▶ **WORK TO COMPLETE**
Reproduce the lines from the one containing "chevron-right-icon [671,280,679,298]" through the one containing "battery-icon: ⚡︎ [656,123,688,135]", renaming "T-Mobile" to "Verizon" and leaving everything else unchanged.

(Annotated element listings)
=====
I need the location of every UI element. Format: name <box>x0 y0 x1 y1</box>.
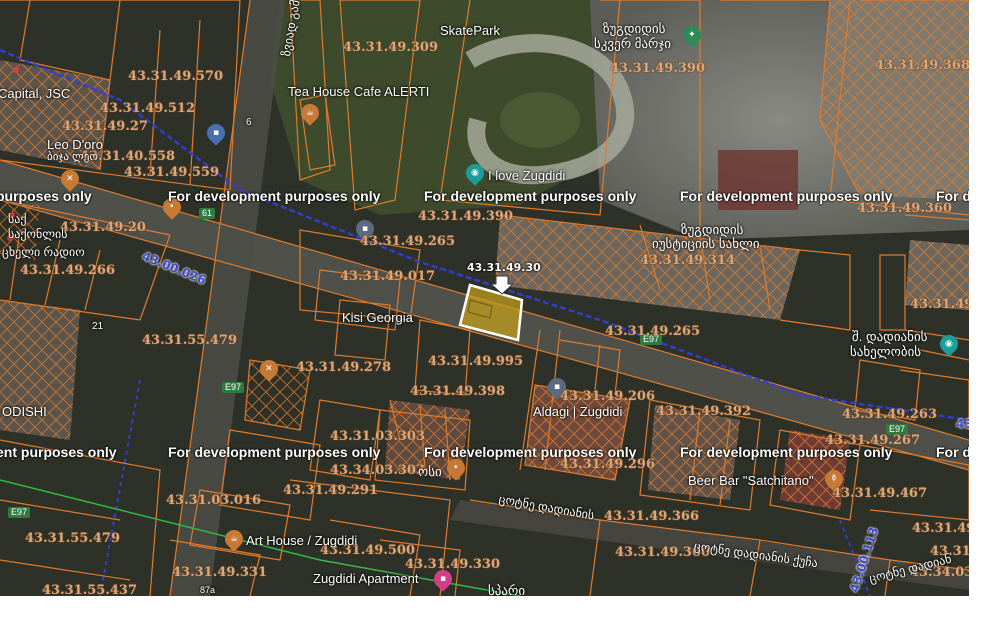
parcel-label: 43.31.49.296 <box>560 457 655 472</box>
blue-line-label: 43 <box>956 417 969 431</box>
road-number-21: 21 <box>92 321 104 332</box>
parcel-label: 43.31.49.267 <box>825 433 920 448</box>
watermark-row2-0: ent purposes only <box>0 444 117 460</box>
parcel-label: 43.31.03.016 <box>166 493 261 508</box>
poi-label-skatepark[interactable]: SkatePark <box>440 24 500 37</box>
watermark-row1-0: purposes only <box>0 188 92 204</box>
parcel-label: 43.31.49.368 <box>875 58 969 73</box>
parcel-label: 43.31.49.390 <box>418 209 513 224</box>
parcel-label: 43.31.49.512 <box>100 101 195 116</box>
parcel-label: 43.31.49.263 <box>842 407 937 422</box>
parcel-label: 43.31.49.017 <box>340 269 435 284</box>
poi-label-left-geo-1[interactable]: საქ <box>8 213 27 225</box>
parcel-label: 43.31.49.330 <box>405 557 500 572</box>
parcel-label: 43.31.49.314 <box>640 253 735 268</box>
watermark-row1-2: For development purposes only <box>424 188 637 204</box>
parcel-label: 43.31.49.360 <box>857 201 952 216</box>
poi-label-justice-1[interactable]: ზუგდიდის <box>681 223 743 236</box>
poi-label-museum-2[interactable]: სკვერ მარჯი <box>594 37 671 50</box>
map-viewport[interactable]: ☕ ✦ ◉ ✕ • ◉ ✕ • ⚱ ☕ ▪ ▪ ▪ ▪ 61 E97 E97 E… <box>0 0 969 596</box>
poi-label-zugdidi-apartment[interactable]: Zugdidi Apartment <box>313 572 419 585</box>
parcel-label: 43.31.49.265 <box>605 324 700 339</box>
poi-label-georgia[interactable]: Kisi Georgia <box>342 311 413 324</box>
poi-label-i-love-zugdidi[interactable]: I love Zugdidi <box>488 169 565 182</box>
parcel-label: 43.31.49.559 <box>124 165 219 180</box>
poi-label-art-house[interactable]: Art House / Zugdidi <box>246 534 357 547</box>
parcel-label: 43.31.49.366 <box>604 509 699 524</box>
poi-label-bottom-geo[interactable]: სპარი <box>488 584 525 596</box>
route-shield-61: 61 <box>199 208 216 219</box>
parcel-label: 43.31.49.266 <box>20 263 115 278</box>
poi-label-odishi[interactable]: ODISHI <box>2 405 47 418</box>
parcel-label: 43.31.03.303 <box>330 429 425 444</box>
poi-label-museum-1[interactable]: ზუგდიდის <box>603 22 665 35</box>
parcel-label: 43.31.49.995 <box>428 354 523 369</box>
parcel-label: 43.31.49.305 <box>910 297 969 312</box>
parcel-label: 43.31.49.390 <box>610 61 705 76</box>
parcel-label: 43.31.49.398 <box>410 384 505 399</box>
poi-label-left-geo-3[interactable]: ცხელი რადიო <box>2 246 85 258</box>
road-number-87a: 87a <box>200 585 216 595</box>
poi-label-right-geo-1[interactable]: შ. დადიანის <box>852 330 927 343</box>
poi-label-justice-2[interactable]: იუსტიციის სახლი <box>652 237 760 250</box>
watermark-row2-1: For development purposes only <box>168 444 381 460</box>
route-shield-e97-a: E97 <box>222 382 245 393</box>
map-canvas[interactable] <box>0 0 969 596</box>
parcel-label: 43.31.49.367 <box>912 521 969 536</box>
skatepark-lawn <box>500 92 580 148</box>
watermark-row1-1: For development purposes only <box>168 188 381 204</box>
parcel-label: 43.31.55.479 <box>25 531 120 546</box>
parcel-label: 43.31.49.331 <box>172 565 267 580</box>
parcel-label: 43.31.55.437 <box>42 583 137 596</box>
poi-label-left-geo-2[interactable]: საქონლის <box>8 228 67 240</box>
poi-label-leo-doro[interactable]: Leo D'oro <box>47 138 103 151</box>
route-shield-e97-d: E97 <box>8 507 31 518</box>
poi-label-right-geo-2[interactable]: სახელობის <box>850 345 921 358</box>
watermark-row2-4: For d <box>936 444 969 460</box>
poi-label-beer-bar[interactable]: Beer Bar "Satchitano" <box>688 474 814 487</box>
poi-label-tea-house[interactable]: Tea House Cafe ALERTI <box>288 85 429 98</box>
parcel-label: 43.31.49.265 <box>360 234 455 249</box>
parcel-label: 43.31.49.309 <box>343 40 438 55</box>
parcel-label: 43.31.49.392 <box>656 404 751 419</box>
parcel-label: 43.31.55.479 <box>142 333 237 348</box>
parcel-label: 43.31.49.20 <box>60 220 146 235</box>
poi-label-mid-geo[interactable]: ოსი <box>418 465 442 478</box>
poi-label-leo-doro-sub: ბიჯა ლეო <box>47 151 98 163</box>
parcel-label: 43.31.49.291 <box>283 483 378 498</box>
poi-label-capital[interactable]: Capital, JSC <box>0 87 70 100</box>
parcel-label: 43.31.49.467 <box>832 486 927 501</box>
road-number-6: 6 <box>246 117 252 128</box>
parcel-label: 43.31.49.278 <box>296 360 391 375</box>
parcel-label: 43.34.03.303 <box>330 463 425 478</box>
parcel-label: 43.31.49.570 <box>128 69 223 84</box>
poi-label-aldagi[interactable]: Aldagi | Zugdidi <box>533 405 622 418</box>
parcel-label: 43.31.49.27 <box>62 119 148 134</box>
selected-parcel-label: 43.31.49.30 <box>467 261 541 274</box>
parcel-label: 43.31.49.206 <box>560 389 655 404</box>
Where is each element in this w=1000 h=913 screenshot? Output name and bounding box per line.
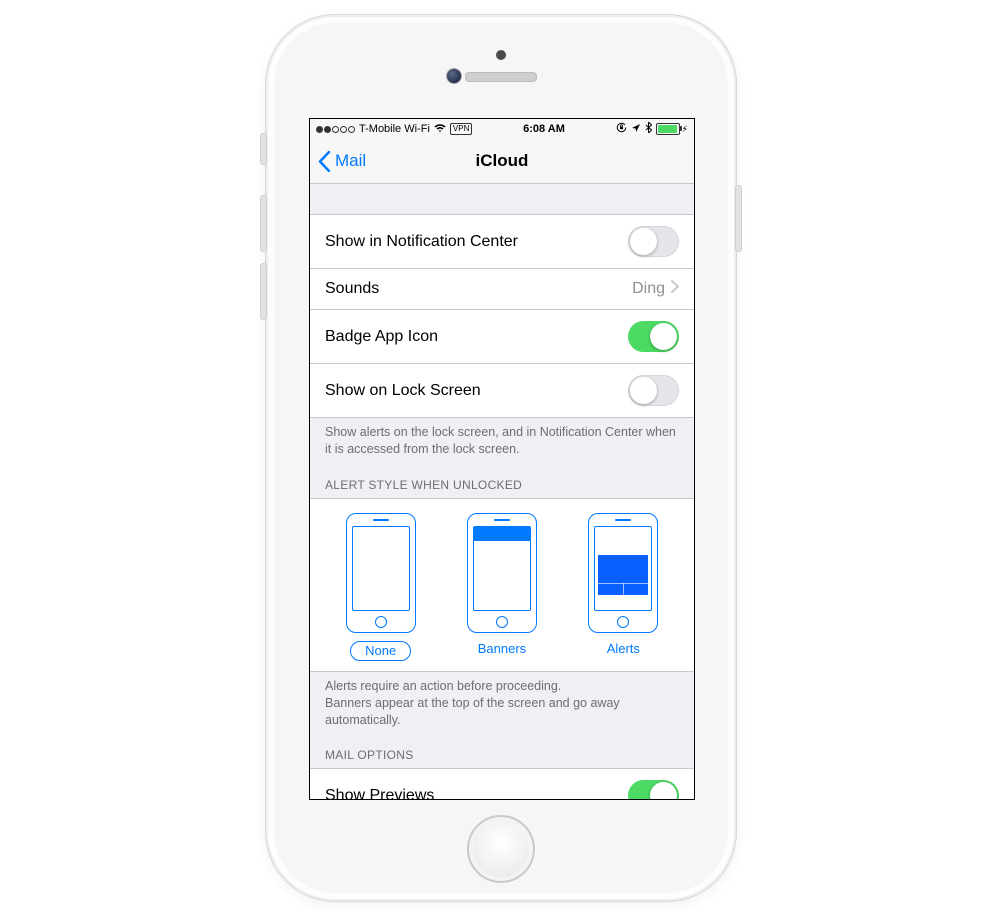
chevron-right-icon [671,280,679,298]
volume-up-button [260,195,267,252]
signal-strength-icon [316,126,355,133]
vpn-badge: VPN [450,123,472,135]
carrier-label: T-Mobile Wi-Fi [359,123,430,135]
battery-icon: ⚡︎ [656,123,688,135]
iphone-frame: T-Mobile Wi-Fi VPN 6:08 AM [265,14,737,902]
screen: T-Mobile Wi-Fi VPN 6:08 AM [309,118,695,800]
mail-options-group: Show Previews [310,768,694,800]
show-on-lock-screen-row[interactable]: Show on Lock Screen [310,363,694,417]
row-label: Show in Notification Center [325,233,518,251]
home-button[interactable] [467,815,535,883]
alert-style-picker: None Banners Alerts [310,498,694,672]
mute-switch [260,133,267,165]
alert-style-banners[interactable]: Banners [467,513,537,661]
location-icon [631,123,641,136]
chevron-left-icon [318,151,331,172]
back-label: Mail [335,151,366,171]
sounds-row[interactable]: Sounds Ding [310,268,694,309]
front-camera [446,68,462,84]
lockscreen-footer-text: Show alerts on the lock screen, and in N… [310,418,694,464]
charging-icon: ⚡︎ [682,124,688,135]
sounds-value: Ding [632,280,665,298]
badge-app-icon-toggle[interactable] [628,321,679,352]
proximity-sensor [496,50,506,60]
show-on-lockscreen-toggle[interactable] [628,375,679,406]
status-bar: T-Mobile Wi-Fi VPN 6:08 AM [310,119,694,139]
nav-bar: Mail iCloud [310,139,694,184]
alert-style-footer-text: Alerts require an action before proceedi… [310,672,694,735]
earpiece-speaker [465,72,537,82]
wifi-icon [434,123,446,136]
phone-glyph-none [346,513,416,633]
badge-app-icon-row[interactable]: Badge App Icon [310,309,694,363]
back-button[interactable]: Mail [318,139,366,183]
clock-label: 6:08 AM [523,123,565,135]
row-label: Show on Lock Screen [325,382,481,400]
notification-settings-group: Show in Notification Center Sounds Ding … [310,214,694,418]
bluetooth-icon [645,122,652,136]
alert-style-alerts[interactable]: Alerts [588,513,658,661]
alert-style-none[interactable]: None [346,513,416,661]
show-in-notification-center-row[interactable]: Show in Notification Center [310,215,694,268]
alert-style-header: ALERT STYLE WHEN UNLOCKED [310,464,694,498]
volume-down-button [260,263,267,320]
power-button [735,185,742,252]
row-label: Show Previews [325,787,434,800]
alert-style-banners-label: Banners [467,641,537,656]
alert-style-alerts-label: Alerts [588,641,658,656]
row-label: Badge App Icon [325,328,438,346]
page-title: iCloud [476,151,529,171]
mail-options-header: MAIL OPTIONS [310,734,694,768]
phone-glyph-banners [467,513,537,633]
show-previews-row[interactable]: Show Previews [310,769,694,800]
show-previews-toggle[interactable] [628,780,679,800]
show-in-nc-toggle[interactable] [628,226,679,257]
orientation-lock-icon [616,122,627,136]
alert-style-none-label: None [350,641,411,661]
phone-glyph-alerts [588,513,658,633]
row-label: Sounds [325,280,379,298]
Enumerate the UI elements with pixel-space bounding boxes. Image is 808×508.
=====
▶ **OUTPUT**
chevron-right-icon [671,280,679,298]
volume-up-button [260,195,267,252]
signal-strength-icon [316,126,355,133]
vpn-badge: VPN [450,123,472,135]
carrier-label: Verizon Wi-Fi [359,123,430,135]
battery-icon: ⚡︎ [656,123,688,135]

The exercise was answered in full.